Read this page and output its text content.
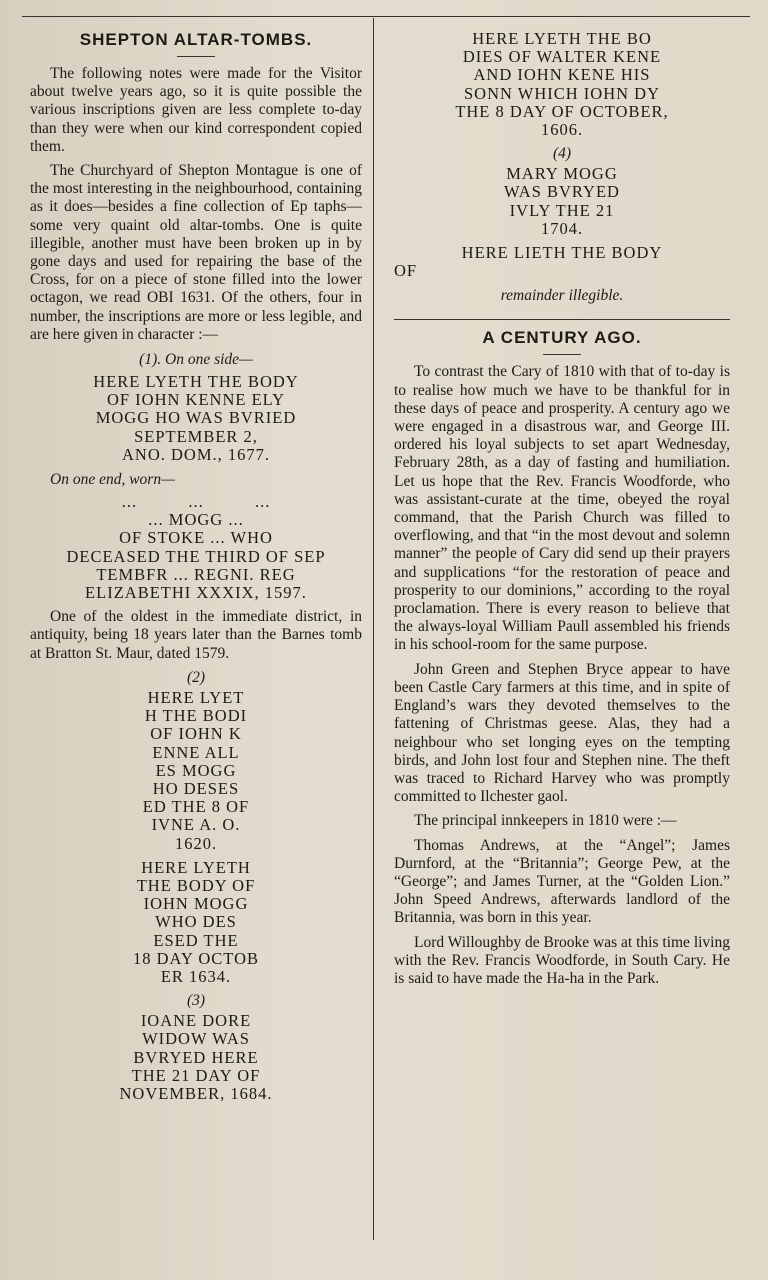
SHEPTON ALTAR-TOMBS.

The following notes were made for the Visitor about twelve years ago, so it is quite possible the various inscriptions given are less complete to-day than they were when our kind correspondent copied them.

The Churchyard of Shepton Montague is one of the most interesting in the neighbourhood, containing as it does—besides a fine collection of Ep taphs—some very quaint old altar-tombs. One is quite illegible, another must have been broken up in by gone days and used for repairing the base of the Cross, for on a piece of stone filled into the lower octagon, we read OBI 1631. Of the others, four in number, the inscriptions are more or less legible, and are here given in character :—

(1). On one side—
HERE LYETH THE BODY
OF IOHN KENNE ELY
MOGG HO WAS BVRIED
SEPTEMBER 2,
ANO. DOM., 1677.
On one end, worn—
...          ...          ...
... MOGG ...
OF STOKE ... WHO
DECEASED THE THIRD OF SEP
TEMBFR ... REGNI. REG
ELIZABETHI XXXIX, 1597.

One of the oldest in the immediate district, in antiquity, being 18 years later than the Barnes tomb at Bratton St. Maur, dated 1579.

(2)
HERE LYET
H THE BODI
OF IOHN K
ENNE ALL
ES MOGG
HO DESES
ED THE 8 OF
IVNE A. O.
1620.
HERE LYETH
THE BODY OF
IOHN MOGG
WHO DES
ESED THE
18 DAY OCTOB
ER 1634.
(3)
IOANE DORE
WIDOW WAS
BVRYED HERE
THE 21 DAY OF
NOVEMBER, 1684.
HERE LYETH THE BO
DIES OF WALTER KENE
AND IOHN KENE HIS
SONN WHICH IOHN DY
THE 8 DAY OF OCTOBER,
1606.
(4)
MARY MOGG
WAS BVRYED
IVLY THE 21
1704.
HERE LIETH THE BODY
OF
remainder illegible.
A CENTURY AGO.

To contrast the Cary of 1810 with that of to-day is to realise how much we have to be thankful for in these days of peace and prosperity. A century ago we were engaged in a disastrous war, and George III. ordered his loyal subjects to set apart Wednesday, February 28th, as a day of fasting and humiliation. Let us hope that the Rev. Francis Woodforde, who was assistant-curate at the time, obeyed the royal command, that the Parish Church was filled to overflowing, and that “in the most devout and solemn manner” the people of Cary did send up their prayers and supplications “for the restoration of peace and prosperity to our dominions,” according to the royal proclamation. There is every reason to believe that the always-loyal William Paull assembled his friends in his school-room for the same purpose.

John Green and Stephen Bryce appear to have been Castle Cary farmers at this time, and in spite of England’s wars they devoted themselves to the fattening of Christmas geese. Alas, they had a neighbour who set longing eyes on the tempting birds, and John lost four and Stephen nine. The theft was traced to Richard Harvey who was promptly committed to Ilchester gaol.

The principal innkeepers in 1810 were :—

Thomas Andrews, at the “Angel”; James Durnford, at the “Britannia”; George Pew, at the “George”; and James Turner, at the “Golden Lion.” John Speed Andrews, afterwards landlord of the Britannia, was born in this year.

Lord Willoughby de Brooke was at this time living with the Rev. Francis Woodforde, in South Cary. He is said to have made the Ha-ha in the Park.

GIVEN REQUEST:
Show the lines that mention the word "George".

REPLY TO THE EXERCISE:
To contrast the Cary of 1810 with that of to-day is to realise how much we have to be thankful for in these days of peace and prosperity. A century ago we were engaged in a disastrous war, and George III. ordered his loyal subjects to set apart Wednesday, February 28th, as a day of fasting and humiliation. Let us hope that the Rev. Francis Woodforde, who was assistant-curate at the time, obeyed the royal command, that the Parish Church was filled to overflowing, and that “in the most devout and solemn manner” the people of Cary did send up their prayers and supplications “for the restoration of peace and prosperity to our dominions,” according to the royal proclamation. There is every reason to believe that the always-loyal William Paull assembled his friends in his school-room for the same purpose.
Thomas Andrews, at the “Angel”; James Durnford, at the “Britannia”; George Pew, at the “George”; and James Turner, at the “Golden Lion.” John Speed Andrews, afterwards landlord of the Britannia, was born in this year.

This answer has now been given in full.